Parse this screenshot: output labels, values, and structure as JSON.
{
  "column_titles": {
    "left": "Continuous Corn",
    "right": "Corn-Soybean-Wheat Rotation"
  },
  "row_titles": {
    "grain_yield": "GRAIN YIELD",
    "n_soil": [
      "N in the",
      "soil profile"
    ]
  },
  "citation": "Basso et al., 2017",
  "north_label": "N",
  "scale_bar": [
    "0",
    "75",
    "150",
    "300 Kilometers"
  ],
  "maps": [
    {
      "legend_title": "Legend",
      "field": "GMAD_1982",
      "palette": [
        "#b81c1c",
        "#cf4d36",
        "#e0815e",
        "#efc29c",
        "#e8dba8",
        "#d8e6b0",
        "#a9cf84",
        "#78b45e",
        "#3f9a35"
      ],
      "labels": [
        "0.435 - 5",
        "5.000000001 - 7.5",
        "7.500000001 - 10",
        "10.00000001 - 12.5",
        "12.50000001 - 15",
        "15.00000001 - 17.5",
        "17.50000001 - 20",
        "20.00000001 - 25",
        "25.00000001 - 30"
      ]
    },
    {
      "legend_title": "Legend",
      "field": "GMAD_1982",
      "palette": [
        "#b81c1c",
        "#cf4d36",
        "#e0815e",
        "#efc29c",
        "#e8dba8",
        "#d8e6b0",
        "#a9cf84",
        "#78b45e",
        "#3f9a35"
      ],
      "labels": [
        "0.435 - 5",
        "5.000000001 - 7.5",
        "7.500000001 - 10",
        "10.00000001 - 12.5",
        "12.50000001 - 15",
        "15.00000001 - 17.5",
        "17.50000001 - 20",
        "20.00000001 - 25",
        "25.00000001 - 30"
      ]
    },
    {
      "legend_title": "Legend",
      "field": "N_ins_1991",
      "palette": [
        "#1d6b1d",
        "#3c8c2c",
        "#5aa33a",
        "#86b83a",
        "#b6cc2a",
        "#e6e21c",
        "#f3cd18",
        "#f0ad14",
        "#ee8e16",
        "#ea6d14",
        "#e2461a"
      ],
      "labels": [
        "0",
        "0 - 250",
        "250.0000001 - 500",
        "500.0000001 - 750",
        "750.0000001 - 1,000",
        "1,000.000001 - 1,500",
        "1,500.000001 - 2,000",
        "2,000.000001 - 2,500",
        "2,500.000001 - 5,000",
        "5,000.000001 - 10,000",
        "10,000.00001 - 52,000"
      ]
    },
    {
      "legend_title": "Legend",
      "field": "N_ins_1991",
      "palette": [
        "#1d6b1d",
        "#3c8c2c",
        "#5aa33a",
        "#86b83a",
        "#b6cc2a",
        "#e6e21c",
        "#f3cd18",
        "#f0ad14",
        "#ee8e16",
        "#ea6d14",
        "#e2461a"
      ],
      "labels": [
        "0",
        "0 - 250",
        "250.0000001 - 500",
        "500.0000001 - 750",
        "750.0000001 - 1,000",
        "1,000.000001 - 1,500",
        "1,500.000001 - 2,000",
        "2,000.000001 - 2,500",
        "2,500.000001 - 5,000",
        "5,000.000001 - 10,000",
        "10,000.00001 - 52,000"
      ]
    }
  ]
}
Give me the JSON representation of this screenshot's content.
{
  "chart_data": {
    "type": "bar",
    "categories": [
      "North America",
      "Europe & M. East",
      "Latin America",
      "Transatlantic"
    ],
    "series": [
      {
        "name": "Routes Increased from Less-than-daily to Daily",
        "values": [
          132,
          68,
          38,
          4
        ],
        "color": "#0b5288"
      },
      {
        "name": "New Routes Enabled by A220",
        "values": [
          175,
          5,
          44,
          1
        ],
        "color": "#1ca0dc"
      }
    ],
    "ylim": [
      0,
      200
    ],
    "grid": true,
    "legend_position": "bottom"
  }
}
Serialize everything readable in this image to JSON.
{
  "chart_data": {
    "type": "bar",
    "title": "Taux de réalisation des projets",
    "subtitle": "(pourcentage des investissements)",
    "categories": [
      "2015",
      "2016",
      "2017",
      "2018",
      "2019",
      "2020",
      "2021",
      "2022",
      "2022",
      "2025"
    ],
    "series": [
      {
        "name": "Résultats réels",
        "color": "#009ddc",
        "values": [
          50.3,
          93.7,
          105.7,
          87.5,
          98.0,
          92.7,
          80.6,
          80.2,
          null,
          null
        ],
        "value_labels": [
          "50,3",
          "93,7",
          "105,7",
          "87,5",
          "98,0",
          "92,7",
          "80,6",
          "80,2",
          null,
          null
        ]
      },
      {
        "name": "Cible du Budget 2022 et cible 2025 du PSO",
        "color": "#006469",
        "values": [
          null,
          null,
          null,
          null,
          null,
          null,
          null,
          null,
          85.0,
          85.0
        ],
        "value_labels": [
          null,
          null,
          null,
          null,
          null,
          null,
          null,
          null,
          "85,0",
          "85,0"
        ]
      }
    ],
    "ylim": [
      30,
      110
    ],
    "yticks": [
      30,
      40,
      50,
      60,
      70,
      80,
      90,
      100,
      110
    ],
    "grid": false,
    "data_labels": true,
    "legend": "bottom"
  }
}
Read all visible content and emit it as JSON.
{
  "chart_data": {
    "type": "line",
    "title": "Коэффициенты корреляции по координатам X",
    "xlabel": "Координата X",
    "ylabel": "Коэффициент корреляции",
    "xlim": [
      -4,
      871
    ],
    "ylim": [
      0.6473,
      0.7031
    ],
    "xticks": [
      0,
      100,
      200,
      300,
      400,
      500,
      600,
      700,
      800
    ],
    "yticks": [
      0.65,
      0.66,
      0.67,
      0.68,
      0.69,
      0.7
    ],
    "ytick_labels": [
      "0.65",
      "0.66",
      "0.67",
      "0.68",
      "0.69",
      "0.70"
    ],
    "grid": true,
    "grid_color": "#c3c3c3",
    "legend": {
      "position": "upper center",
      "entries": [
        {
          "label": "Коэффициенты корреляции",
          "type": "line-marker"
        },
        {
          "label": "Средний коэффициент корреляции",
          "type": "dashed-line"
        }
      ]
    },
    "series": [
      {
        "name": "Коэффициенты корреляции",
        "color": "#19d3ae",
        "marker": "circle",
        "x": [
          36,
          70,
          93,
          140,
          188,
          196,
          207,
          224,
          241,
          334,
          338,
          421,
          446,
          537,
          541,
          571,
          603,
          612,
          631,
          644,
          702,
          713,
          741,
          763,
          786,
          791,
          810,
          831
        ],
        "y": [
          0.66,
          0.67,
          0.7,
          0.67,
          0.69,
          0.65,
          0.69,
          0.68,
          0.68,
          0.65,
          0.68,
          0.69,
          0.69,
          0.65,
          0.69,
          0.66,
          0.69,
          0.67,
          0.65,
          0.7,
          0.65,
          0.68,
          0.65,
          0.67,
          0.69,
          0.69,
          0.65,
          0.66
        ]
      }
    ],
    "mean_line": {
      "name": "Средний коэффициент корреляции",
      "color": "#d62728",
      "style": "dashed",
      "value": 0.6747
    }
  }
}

-- -- --

▸ **Exercise prompt**: The records above need to be transcribed in full. Keep every character unchanged.

▸ **Correct output**:
Parse this screenshot: output labels, values, and structure as JSON.
{
  "column_titles": {
    "left": "Continuous Corn",
    "right": "Corn-Soybean-Wheat Rotation"
  },
  "row_titles": {
    "grain_yield": "GRAIN YIELD",
    "n_soil": [
      "N in the",
      "soil profile"
    ]
  },
  "citation": "Basso et al., 2017",
  "north_label": "N",
  "scale_bar": [
    "0",
    "75",
    "150",
    "300 Kilometers"
  ],
  "maps": [
    {
      "legend_title": "Legend",
      "field": "GMAD_1982",
      "palette": [
        "#b81c1c",
        "#cf4d36",
        "#e0815e",
        "#efc29c",
        "#e8dba8",
        "#d8e6b0",
        "#a9cf84",
        "#78b45e",
        "#3f9a35"
      ],
      "labels": [
        "0.435 - 5",
        "5.000000001 - 7.5",
        "7.500000001 - 10",
        "10.00000001 - 12.5",
        "12.50000001 - 15",
        "15.00000001 - 17.5",
        "17.50000001 - 20",
        "20.00000001 - 25",
        "25.00000001 - 30"
      ]
    },
    {
      "legend_title": "Legend",
      "field": "GMAD_1982",
      "palette": [
        "#b81c1c",
        "#cf4d36",
        "#e0815e",
        "#efc29c",
        "#e8dba8",
        "#d8e6b0",
        "#a9cf84",
        "#78b45e",
        "#3f9a35"
      ],
      "labels": [
        "0.435 - 5",
        "5.000000001 - 7.5",
        "7.500000001 - 10",
        "10.00000001 - 12.5",
        "12.50000001 - 15",
        "15.00000001 - 17.5",
        "17.50000001 - 20",
        "20.00000001 - 25",
        "25.00000001 - 30"
      ]
    },
    {
      "legend_title": "Legend",
      "field": "N_ins_1991",
      "palette": [
        "#1d6b1d",
        "#3c8c2c",
        "#5aa33a",
        "#86b83a",
        "#b6cc2a",
        "#e6e21c",
        "#f3cd18",
        "#f0ad14",
        "#ee8e16",
        "#ea6d14",
        "#e2461a"
      ],
      "labels": [
        "0",
        "0 - 250",
        "250.0000001 - 500",
        "500.0000001 - 750",
        "750.0000001 - 1,000",
        "1,000.000001 - 1,500",
        "1,500.000001 - 2,000",
        "2,000.000001 - 2,500",
        "2,500.000001 - 5,000",
        "5,000.000001 - 10,000",
        "10,000.00001 - 52,000"
      ]
    },
    {
      "legend_title": "Legend",
      "field": "N_ins_1991",
      "palette": [
        "#1d6b1d",
        "#3c8c2c",
        "#5aa33a",
        "#86b83a",
        "#b6cc2a",
        "#e6e21c",
        "#f3cd18",
        "#f0ad14",
        "#ee8e16",
        "#ea6d14",
        "#e2461a"
      ],
      "labels": [
        "0",
        "0 - 250",
        "250.0000001 - 500",
        "500.0000001 - 750",
        "750.0000001 - 1,000",
        "1,000.000001 - 1,500",
        "1,500.000001 - 2,000",
        "2,000.000001 - 2,500",
        "2,500.000001 - 5,000",
        "5,000.000001 - 10,000",
        "10,000.00001 - 52,000"
      ]
    }
  ]
}
Give me the JSON representation of this screenshot's content.
{
  "chart_data": {
    "type": "bar",
    "categories": [
      "North America",
      "Europe & M. East",
      "Latin America",
      "Transatlantic"
    ],
    "series": [
      {
        "name": "Routes Increased from Less-than-daily to Daily",
        "values": [
          132,
          68,
          38,
          4
        ],
        "color": "#0b5288"
      },
      {
        "name": "New Routes Enabled by A220",
        "values": [
          175,
          5,
          44,
          1
        ],
        "color": "#1ca0dc"
      }
    ],
    "ylim": [
      0,
      200
    ],
    "grid": true,
    "legend_position": "bottom"
  }
}
Serialize everything readable in this image to JSON.
{
  "chart_data": {
    "type": "bar",
    "title": "Taux de réalisation des projets",
    "subtitle": "(pourcentage des investissements)",
    "categories": [
      "2015",
      "2016",
      "2017",
      "2018",
      "2019",
      "2020",
      "2021",
      "2022",
      "2022",
      "2025"
    ],
    "series": [
      {
        "name": "Résultats réels",
        "color": "#009ddc",
        "values": [
          50.3,
          93.7,
          105.7,
          87.5,
          98.0,
          92.7,
          80.6,
          80.2,
          null,
          null
        ],
        "value_labels": [
          "50,3",
          "93,7",
          "105,7",
          "87,5",
          "98,0",
          "92,7",
          "80,6",
          "80,2",
          null,
          null
        ]
      },
      {
        "name": "Cible du Budget 2022 et cible 2025 du PSO",
        "color": "#006469",
        "values": [
          null,
          null,
          null,
          null,
          null,
          null,
          null,
          null,
          85.0,
          85.0
        ],
        "value_labels": [
          null,
          null,
          null,
          null,
          null,
          null,
          null,
          null,
          "85,0",
          "85,0"
        ]
      }
    ],
    "ylim": [
      30,
      110
    ],
    "yticks": [
      30,
      40,
      50,
      60,
      70,
      80,
      90,
      100,
      110
    ],
    "grid": false,
    "data_labels": true,
    "legend": "bottom"
  }
}
Read all visible content and emit it as JSON.
{
  "chart_data": {
    "type": "line",
    "title": "Коэффициенты корреляции по координатам X",
    "xlabel": "Координата X",
    "ylabel": "Коэффициент корреляции",
    "xlim": [
      -4,
      871
    ],
    "ylim": [
      0.6473,
      0.7031
    ],
    "xticks": [
      0,
      100,
      200,
      300,
      400,
      500,
      600,
      700,
      800
    ],
    "yticks": [
      0.65,
      0.66,
      0.67,
      0.68,
      0.69,
      0.7
    ],
    "ytick_labels": [
      "0.65",
      "0.66",
      "0.67",
      "0.68",
      "0.69",
      "0.70"
    ],
    "grid": true,
    "grid_color": "#c3c3c3",
    "legend": {
      "position": "upper center",
      "entries": [
        {
          "label": "Коэффициенты корреляции",
          "type": "line-marker"
        },
        {
          "label": "Средний коэффициент корреляции",
          "type": "dashed-line"
        }
      ]
    },
    "series": [
      {
        "name": "Коэффициенты корреляции",
        "color": "#19d3ae",
        "marker": "circle",
        "x": [
          36,
          70,
          93,
          140,
          188,
          196,
          207,
          224,
          241,
          334,
          338,
          421,
          446,
          537,
          541,
          571,
          603,
          612,
          631,
          644,
          702,
          713,
          741,
          763,
          786,
          791,
          810,
          831
        ],
        "y": [
          0.66,
          0.67,
          0.7,
          0.67,
          0.69,
          0.65,
          0.69,
          0.68,
          0.68,
          0.65,
          0.68,
          0.69,
          0.69,
          0.65,
          0.69,
          0.66,
          0.69,
          0.67,
          0.65,
          0.7,
          0.65,
          0.68,
          0.65,
          0.67,
          0.69,
          0.69,
          0.65,
          0.66
        ]
      }
    ],
    "mean_line": {
      "name": "Средний коэффициент корреляции",
      "color": "#d62728",
      "style": "dashed",
      "value": 0.6747
    }
  }
}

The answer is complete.